WHAT YOU SHOULD DO => Retype the records below exactly as they appear.
** begin RECORDS **
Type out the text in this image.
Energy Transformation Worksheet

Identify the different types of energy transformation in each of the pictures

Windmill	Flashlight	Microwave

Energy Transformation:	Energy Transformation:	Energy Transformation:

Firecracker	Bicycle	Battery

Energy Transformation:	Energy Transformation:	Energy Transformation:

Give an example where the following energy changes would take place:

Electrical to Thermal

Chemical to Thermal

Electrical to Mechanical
** end RECORDS **
OUTPUT OF THE EXERCISE =>
Type out the text in this image.
Energy Transformation Worksheet

Identify the different types of energy transformation in each of the pictures

Windmill	Flashlight	Microwave

Energy Transformation:	Energy Transformation:	Energy Transformation:

Firecracker	Bicycle	Battery

Energy Transformation:	Energy Transformation:	Energy Transformation:

Give an example where the following energy changes would take place:

Electrical to Thermal

Chemical to Thermal

Electrical to Mechanical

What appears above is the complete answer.